### INSTRUCTION
Retype the records below word for word and omit any image.
◆ ◆ ◆ ◆
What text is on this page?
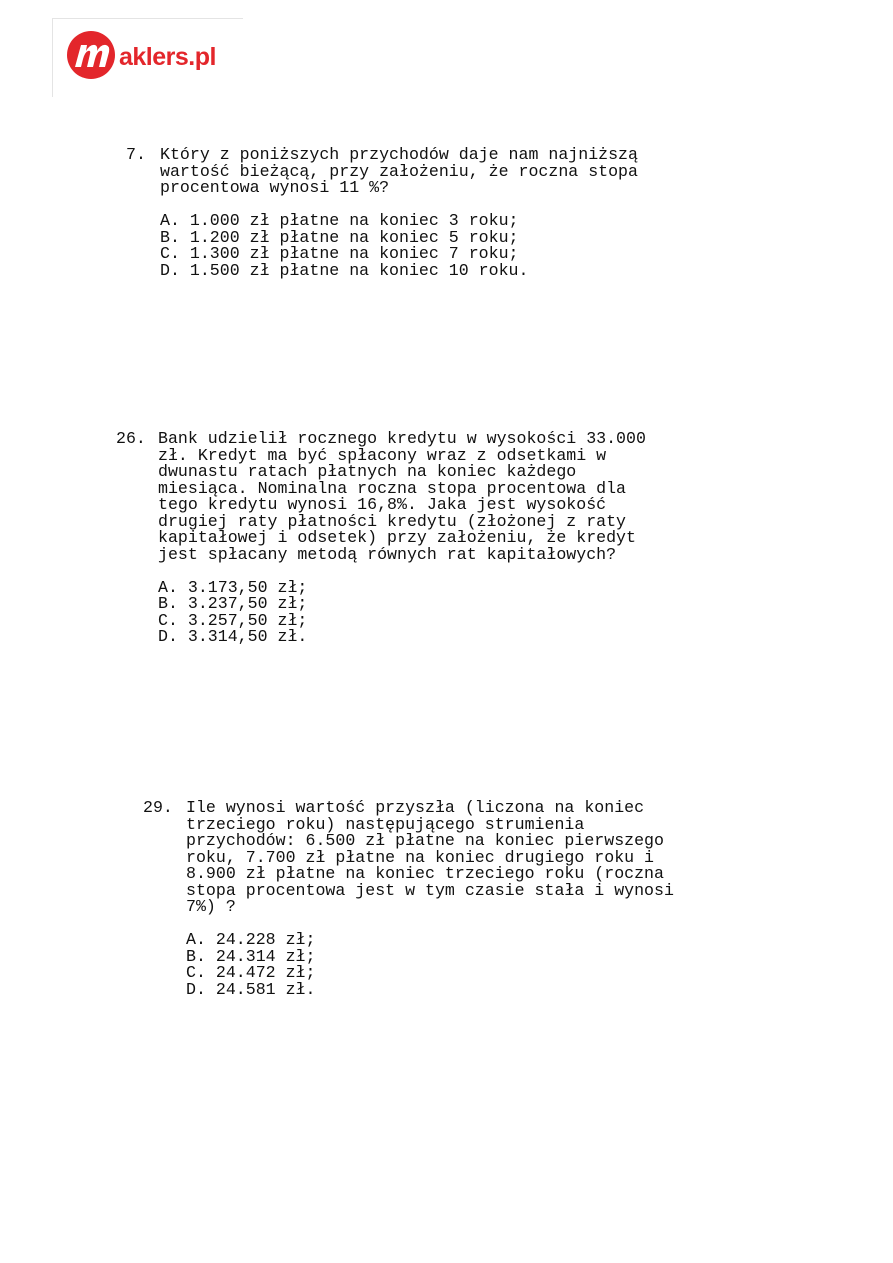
aklers.pl
7. Który z poniższych przychodów daje nam najniższą
wartość bieżącą, przy założeniu, że roczna stopa
procentowa wynosi 11 %?
A. 1.000 zł płatne na koniec 3 roku;
B. 1.200 zł płatne na koniec 5 roku;
C. 1.300 zł płatne na koniec 7 roku;
D. 1.500 zł płatne na koniec 10 roku.
26. Bank udzielił rocznego kredytu w wysokości 33.000
zł. Kredyt ma być spłacony wraz z odsetkami w
dwunastu ratach płatnych na koniec każdego
miesiąca. Nominalna roczna stopa procentowa dla
tego kredytu wynosi 16,8%. Jaka jest wysokość
drugiej raty płatności kredytu (złożonej z raty
kapitałowej i odsetek) przy założeniu, że kredyt
jest spłacany metodą równych rat kapitałowych?
A. 3.173,50 zł;
B. 3.237,50 zł;
C. 3.257,50 zł;
D. 3.314,50 zł.
29. Ile wynosi wartość przyszła (liczona na koniec
trzeciego roku) następującego strumienia
przychodów: 6.500 zł płatne na koniec pierwszego
roku, 7.700 zł płatne na koniec drugiego roku i
8.900 zł płatne na koniec trzeciego roku (roczna
stopa procentowa jest w tym czasie stała i wynosi
7%) ?
A. 24.228 zł;
B. 24.314 zł;
C. 24.472 zł;
D. 24.581 zł.
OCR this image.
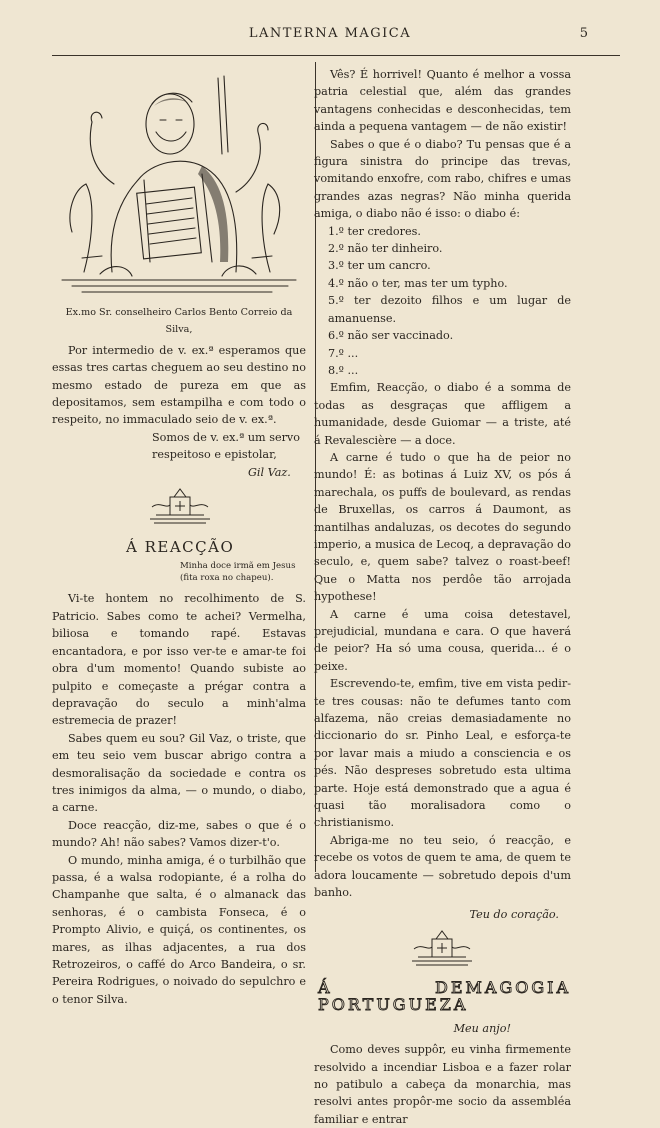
LANTERNA MAGICA	5
Ex.mo Sr. conselheiro Carlos Bento Correio da Silva,

Por intermedio de v. ex.ª esperamos que essas tres cartas cheguem ao seu destino no mesmo estado de pureza em que as depositamos, sem estampilha e com todo o respeito, no immaculado seio de v. ex.ª.

Somos de v. ex.ª um servo

respeitoso e epistolar,

Gil Vaz.

Á REACÇÃO
Minha doce irmã em Jesus (fita roxa no chapeu).

Vi-te hontem no recolhimento de S. Patricio. Sabes como te achei? Vermelha, biliosa e tomando rapé. Estavas encantadora, e por isso ver-te e amar-te foi obra d'um momento! Quando subiste ao pulpito e começaste a prégar contra a depravação do seculo a minh'alma estremecia de prazer!

Sabes quem eu sou? Gil Vaz, o triste, que em teu seio vem buscar abrigo contra a desmoralisação da sociedade e contra os tres inimigos da alma, — o mundo, o diabo, a carne.

Doce reacção, diz-me, sabes o que é o mundo? Ah! não sabes? Vamos dizer-t'o.

O mundo, minha amiga, é o turbilhão que passa, é a walsa rodopiante, é a rolha do Champanhe que salta, é o almanack das senhoras, é o cambista Fonseca, é o Prompto Alivio, e quiçá, os continentes, os mares, as ilhas adjacentes, a rua dos Retrozeiros, o caffé do Arco Bandeira, o sr. Pereira Rodrigues, o noivado do sepulchro e o tenor Silva.

Vês? É horrivel! Quanto é melhor a vossa patria celestial que, além das grandes vantagens conhecidas e desconhecidas, tem ainda a pequena vantagem — de não existir!

Sabes o que é o diabo? Tu pensas que é a figura sinistra do principe das trevas, vomitando enxofre, com rabo, chifres e umas grandes azas negras? Não minha querida amiga, o diabo não é isso: o diabo é:

1.º ter credores.

2.º não ter dinheiro.

3.º ter um cancro.

4.º não o ter, mas ter um typho.

5.º ter dezoito filhos e um lugar de amanuense.

6.º não ser vaccinado.

7.º ...

8.º ...

Emfim, Reacção, o diabo é a somma de todas as desgraças que affligem a humanidade, desde Guiomar — a triste, até á Revalescière — a doce.

A carne é tudo o que ha de peior no mundo! É: as botinas á Luiz XV, os pós á marechala, os puffs de boulevard, as rendas de Bruxellas, os carros á Daumont, as mantilhas andaluzas, os decotes do segundo imperio, a musica de Lecoq, a depravação do seculo, e, quem sabe? talvez o roast-beef! Que o Matta nos perdôe tão arrojada hypothese!

A carne é uma coisa detestavel, prejudicial, mundana e cara. O que haverá de peior? Ha só uma cousa, querida... é o peixe.

Escrevendo-te, emfim, tive em vista pedir-te tres cousas: não te defumes tanto com alfazema, não creias demasiadamente no diccionario do sr. Pinho Leal, e esforça-te por lavar mais a miudo a consciencia e os pés. Não despreses sobretudo esta ultima parte. Hoje está demonstrado que a agua é quasi tão moralisadora como o christianismo.

Abriga-me no teu seio, ó reacção, e recebe os votos de quem te ama, de quem te adora loucamente — sobretudo depois d'um banho.

Teu do coração.

Á DEMAGOGIA PORTUGUEZA

Meu anjo!

Como deves suppôr, eu vinha firmemente resolvido a incendiar Lisboa e a fazer rolar no patibulo a cabeça da monarchia, mas resolvi antes propôr-me socio da assembléa familiar e entrar
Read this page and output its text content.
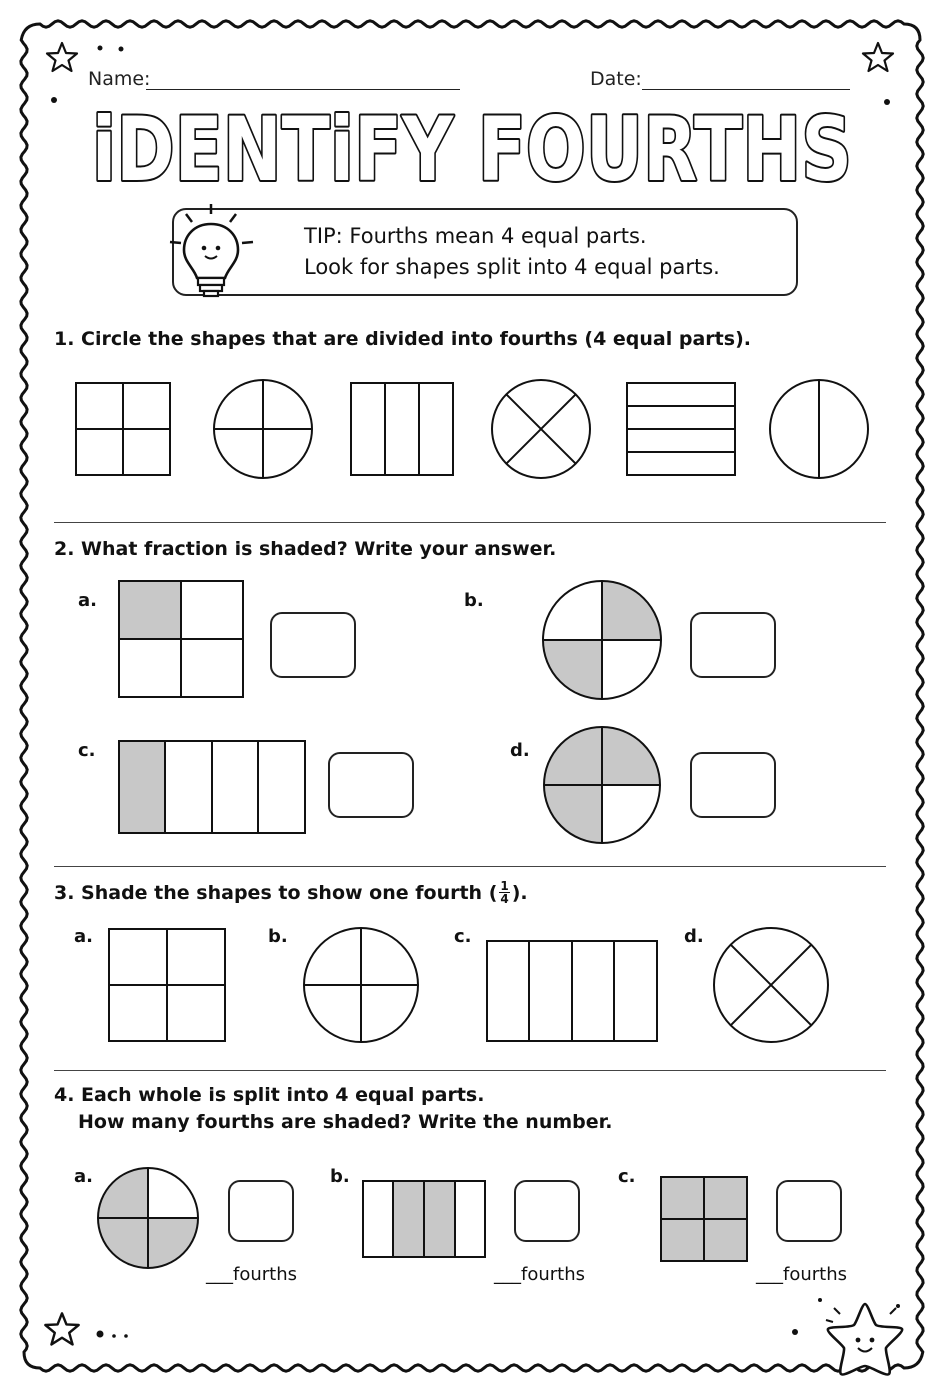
Name:	Date:
iDENTiFY FOURTHS
TIP: Fourths mean 4 equal parts.
Look for shapes split into 4 equal parts.
1. Circle the shapes that are divided into fourths (4 equal parts).
2. What fraction is shaded? Write your answer.
a.	b.
c.	d.
3. Shade the shapes to show one fourth ( $\frac{1}{4}$ ).
a.	b.	c.	d.
4. Each whole is split into 4 equal parts.
How many fourths are shaded? Write the number.
a.
___fourths
b.
___fourths
c.
___fourths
◆ ◆ ◆ ◆
### SOLUTION FOR THIS PROBLEM
What text is on this page?
aklers.pl
7. Który z poniższych przychodów daje nam najniższą
wartość bieżącą, przy założeniu, że roczna stopa
procentowa wynosi 11 %?
A. 1.000 zł płatne na koniec 3 roku;
B. 1.200 zł płatne na koniec 5 roku;
C. 1.300 zł płatne na koniec 7 roku;
D. 1.500 zł płatne na koniec 10 roku.
26. Bank udzielił rocznego kredytu w wysokości 33.000
zł. Kredyt ma być spłacony wraz z odsetkami w
dwunastu ratach płatnych na koniec każdego
miesiąca. Nominalna roczna stopa procentowa dla
tego kredytu wynosi 16,8%. Jaka jest wysokość
drugiej raty płatności kredytu (złożonej z raty
kapitałowej i odsetek) przy założeniu, że kredyt
jest spłacany metodą równych rat kapitałowych?
A. 3.173,50 zł;
B. 3.237,50 zł;
C. 3.257,50 zł;
D. 3.314,50 zł.
29. Ile wynosi wartość przyszła (liczona na koniec
trzeciego roku) następującego strumienia
przychodów: 6.500 zł płatne na koniec pierwszego
roku, 7.700 zł płatne na koniec drugiego roku i
8.900 zł płatne na koniec trzeciego roku (roczna
stopa procentowa jest w tym czasie stała i wynosi
7%) ?
A. 24.228 zł;
B. 24.314 zł;
C. 24.472 zł;
D. 24.581 zł.
OCR this image.
LANTERNA MAGICA	5
Ex.mo Sr. conselheiro Carlos Bento Correio da Silva,

Por intermedio de v. ex.ª esperamos que essas tres cartas cheguem ao seu destino no mesmo estado de pureza em que as depositamos, sem estampilha e com todo o respeito, no immaculado seio de v. ex.ª.

Somos de v. ex.ª um servo

respeitoso e epistolar,

Gil Vaz.

Á REACÇÃO
Minha doce irmã em Jesus (fita roxa no chapeu).

Vi-te hontem no recolhimento de S. Patricio. Sabes como te achei? Vermelha, biliosa e tomando rapé. Estavas encantadora, e por isso ver-te e amar-te foi obra d'um momento! Quando subiste ao pulpito e começaste a prégar contra a depravação do seculo a minh'alma estremecia de prazer!

Sabes quem eu sou? Gil Vaz, o triste, que em teu seio vem buscar abrigo contra a desmoralisação da sociedade e contra os tres inimigos da alma, — o mundo, o diabo, a carne.

Doce reacção, diz-me, sabes o que é o mundo? Ah! não sabes? Vamos dizer-t'o.

O mundo, minha amiga, é o turbilhão que passa, é a walsa rodopiante, é a rolha do Champanhe que salta, é o almanack das senhoras, é o cambista Fonseca, é o Prompto Alivio, e quiçá, os continentes, os mares, as ilhas adjacentes, a rua dos Retrozeiros, o caffé do Arco Bandeira, o sr. Pereira Rodrigues, o noivado do sepulchro e o tenor Silva.

Vês? É horrivel! Quanto é melhor a vossa patria celestial que, além das grandes vantagens conhecidas e desconhecidas, tem ainda a pequena vantagem — de não existir!

Sabes o que é o diabo? Tu pensas que é a figura sinistra do principe das trevas, vomitando enxofre, com rabo, chifres e umas grandes azas negras? Não minha querida amiga, o diabo não é isso: o diabo é:

1.º ter credores.

2.º não ter dinheiro.

3.º ter um cancro.

4.º não o ter, mas ter um typho.

5.º ter dezoito filhos e um lugar de amanuense.

6.º não ser vaccinado.

7.º ...

8.º ...

Emfim, Reacção, o diabo é a somma de todas as desgraças que affligem a humanidade, desde Guiomar — a triste, até á Revalescière — a doce.

A carne é tudo o que ha de peior no mundo! É: as botinas á Luiz XV, os pós á marechala, os puffs de boulevard, as rendas de Bruxellas, os carros á Daumont, as mantilhas andaluzas, os decotes do segundo imperio, a musica de Lecoq, a depravação do seculo, e, quem sabe? talvez o roast-beef! Que o Matta nos perdôe tão arrojada hypothese!

A carne é uma coisa detestavel, prejudicial, mundana e cara. O que haverá de peior? Ha só uma cousa, querida... é o peixe.

Escrevendo-te, emfim, tive em vista pedir-te tres cousas: não te defumes tanto com alfazema, não creias demasiadamente no diccionario do sr. Pinho Leal, e esforça-te por lavar mais a miudo a consciencia e os pés. Não despreses sobretudo esta ultima parte. Hoje está demonstrado que a agua é quasi tão moralisadora como o christianismo.

Abriga-me no teu seio, ó reacção, e recebe os votos de quem te ama, de quem te adora loucamente — sobretudo depois d'um banho.

Teu do coração.

Á DEMAGOGIA PORTUGUEZA

Meu anjo!

Como deves suppôr, eu vinha firmemente resolvido a incendiar Lisboa e a fazer rolar no patibulo a cabeça da monarchia, mas resolvi antes propôr-me socio da assembléa familiar e entrar
Read this page and output its text content.
Name:	Date:
iDENTiFY FOURTHS
TIP: Fourths mean 4 equal parts.
Look for shapes split into 4 equal parts.
1. Circle the shapes that are divided into fourths (4 equal parts).
2. What fraction is shaded? Write your answer.
a.	b.
c.	d.
3. Shade the shapes to show one fourth ( $\frac{1}{4}$ ).
a.	b.	c.	d.
4. Each whole is split into 4 equal parts.
How many fourths are shaded? Write the number.
a.
___fourths
b.
___fourths
c.
___fourths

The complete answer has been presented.